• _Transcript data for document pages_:
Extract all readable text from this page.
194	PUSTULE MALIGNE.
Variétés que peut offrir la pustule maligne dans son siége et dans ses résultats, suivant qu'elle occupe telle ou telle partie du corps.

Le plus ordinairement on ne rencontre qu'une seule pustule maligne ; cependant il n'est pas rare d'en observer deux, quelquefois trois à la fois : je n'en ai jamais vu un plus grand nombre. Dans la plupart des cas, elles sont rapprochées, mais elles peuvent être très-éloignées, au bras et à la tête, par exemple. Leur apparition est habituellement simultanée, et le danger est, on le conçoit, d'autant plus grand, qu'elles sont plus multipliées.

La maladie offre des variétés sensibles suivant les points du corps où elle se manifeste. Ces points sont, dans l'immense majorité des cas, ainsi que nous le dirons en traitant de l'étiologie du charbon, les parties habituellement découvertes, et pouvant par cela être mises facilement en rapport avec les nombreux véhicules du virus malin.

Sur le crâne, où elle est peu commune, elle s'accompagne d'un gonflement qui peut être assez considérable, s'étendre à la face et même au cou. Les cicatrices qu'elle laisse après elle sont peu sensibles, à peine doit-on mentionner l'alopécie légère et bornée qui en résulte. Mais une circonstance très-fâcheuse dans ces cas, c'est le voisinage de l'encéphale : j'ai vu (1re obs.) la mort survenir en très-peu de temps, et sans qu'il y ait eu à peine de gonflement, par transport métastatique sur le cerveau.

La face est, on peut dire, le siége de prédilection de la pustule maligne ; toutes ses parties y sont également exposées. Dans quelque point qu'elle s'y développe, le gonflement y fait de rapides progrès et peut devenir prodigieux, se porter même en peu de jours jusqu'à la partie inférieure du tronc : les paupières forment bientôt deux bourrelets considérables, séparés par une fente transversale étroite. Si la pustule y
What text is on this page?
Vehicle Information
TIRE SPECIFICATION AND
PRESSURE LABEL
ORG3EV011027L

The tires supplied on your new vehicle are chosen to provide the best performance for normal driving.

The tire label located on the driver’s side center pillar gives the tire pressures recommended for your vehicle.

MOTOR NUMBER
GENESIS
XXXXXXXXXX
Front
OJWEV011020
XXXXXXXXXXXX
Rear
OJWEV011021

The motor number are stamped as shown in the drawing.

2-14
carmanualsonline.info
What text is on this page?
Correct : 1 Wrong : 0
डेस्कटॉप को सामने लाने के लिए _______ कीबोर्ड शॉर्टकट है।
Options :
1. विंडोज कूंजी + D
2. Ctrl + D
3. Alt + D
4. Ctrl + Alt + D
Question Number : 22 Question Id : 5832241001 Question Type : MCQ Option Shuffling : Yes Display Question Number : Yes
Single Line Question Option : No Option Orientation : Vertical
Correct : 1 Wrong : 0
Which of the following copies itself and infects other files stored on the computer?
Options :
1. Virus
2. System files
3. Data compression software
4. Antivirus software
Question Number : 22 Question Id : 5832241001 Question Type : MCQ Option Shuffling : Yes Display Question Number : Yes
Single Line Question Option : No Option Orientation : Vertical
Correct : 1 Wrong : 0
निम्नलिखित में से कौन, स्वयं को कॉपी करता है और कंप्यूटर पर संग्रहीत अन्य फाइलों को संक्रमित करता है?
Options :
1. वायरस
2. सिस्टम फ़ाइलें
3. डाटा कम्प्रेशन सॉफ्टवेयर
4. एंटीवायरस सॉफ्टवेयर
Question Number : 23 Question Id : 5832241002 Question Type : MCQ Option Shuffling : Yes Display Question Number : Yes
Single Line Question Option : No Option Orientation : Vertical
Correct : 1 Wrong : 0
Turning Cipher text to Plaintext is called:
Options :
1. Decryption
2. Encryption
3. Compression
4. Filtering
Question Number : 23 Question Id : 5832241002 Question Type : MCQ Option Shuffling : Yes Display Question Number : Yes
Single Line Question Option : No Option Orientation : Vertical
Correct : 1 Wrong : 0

• _TASK DETAILS_: Could you transcribe all of the entries exactly, leaving nothing out?

• _TASK SOLUTION_:
Extract all readable text from this page.
194	PUSTULE MALIGNE.
Variétés que peut offrir la pustule maligne dans son siége et dans ses résultats, suivant qu'elle occupe telle ou telle partie du corps.

Le plus ordinairement on ne rencontre qu'une seule pustule maligne ; cependant il n'est pas rare d'en observer deux, quelquefois trois à la fois : je n'en ai jamais vu un plus grand nombre. Dans la plupart des cas, elles sont rapprochées, mais elles peuvent être très-éloignées, au bras et à la tête, par exemple. Leur apparition est habituellement simultanée, et le danger est, on le conçoit, d'autant plus grand, qu'elles sont plus multipliées.

La maladie offre des variétés sensibles suivant les points du corps où elle se manifeste. Ces points sont, dans l'immense majorité des cas, ainsi que nous le dirons en traitant de l'étiologie du charbon, les parties habituellement découvertes, et pouvant par cela être mises facilement en rapport avec les nombreux véhicules du virus malin.

Sur le crâne, où elle est peu commune, elle s'accompagne d'un gonflement qui peut être assez considérable, s'étendre à la face et même au cou. Les cicatrices qu'elle laisse après elle sont peu sensibles, à peine doit-on mentionner l'alopécie légère et bornée qui en résulte. Mais une circonstance très-fâcheuse dans ces cas, c'est le voisinage de l'encéphale : j'ai vu (1re obs.) la mort survenir en très-peu de temps, et sans qu'il y ait eu à peine de gonflement, par transport métastatique sur le cerveau.

La face est, on peut dire, le siége de prédilection de la pustule maligne ; toutes ses parties y sont également exposées. Dans quelque point qu'elle s'y développe, le gonflement y fait de rapides progrès et peut devenir prodigieux, se porter même en peu de jours jusqu'à la partie inférieure du tronc : les paupières forment bientôt deux bourrelets considérables, séparés par une fente transversale étroite. Si la pustule y
What text is on this page?
Vehicle Information
TIRE SPECIFICATION AND
PRESSURE LABEL
ORG3EV011027L

The tires supplied on your new vehicle are chosen to provide the best performance for normal driving.

The tire label located on the driver’s side center pillar gives the tire pressures recommended for your vehicle.

MOTOR NUMBER
GENESIS
XXXXXXXXXX
Front
OJWEV011020
XXXXXXXXXXXX
Rear
OJWEV011021

The motor number are stamped as shown in the drawing.

2-14
carmanualsonline.info
What text is on this page?
Correct : 1 Wrong : 0
डेस्कटॉप को सामने लाने के लिए _______ कीबोर्ड शॉर्टकट है।
Options :
1. विंडोज कूंजी + D
2. Ctrl + D
3. Alt + D
4. Ctrl + Alt + D
Question Number : 22 Question Id : 5832241001 Question Type : MCQ Option Shuffling : Yes Display Question Number : Yes
Single Line Question Option : No Option Orientation : Vertical
Correct : 1 Wrong : 0
Which of the following copies itself and infects other files stored on the computer?
Options :
1. Virus
2. System files
3. Data compression software
4. Antivirus software
Question Number : 22 Question Id : 5832241001 Question Type : MCQ Option Shuffling : Yes Display Question Number : Yes
Single Line Question Option : No Option Orientation : Vertical
Correct : 1 Wrong : 0
निम्नलिखित में से कौन, स्वयं को कॉपी करता है और कंप्यूटर पर संग्रहीत अन्य फाइलों को संक्रमित करता है?
Options :
1. वायरस
2. सिस्टम फ़ाइलें
3. डाटा कम्प्रेशन सॉफ्टवेयर
4. एंटीवायरस सॉफ्टवेयर
Question Number : 23 Question Id : 5832241002 Question Type : MCQ Option Shuffling : Yes Display Question Number : Yes
Single Line Question Option : No Option Orientation : Vertical
Correct : 1 Wrong : 0
Turning Cipher text to Plaintext is called:
Options :
1. Decryption
2. Encryption
3. Compression
4. Filtering
Question Number : 23 Question Id : 5832241002 Question Type : MCQ Option Shuffling : Yes Display Question Number : Yes
Single Line Question Option : No Option Orientation : Vertical
Correct : 1 Wrong : 0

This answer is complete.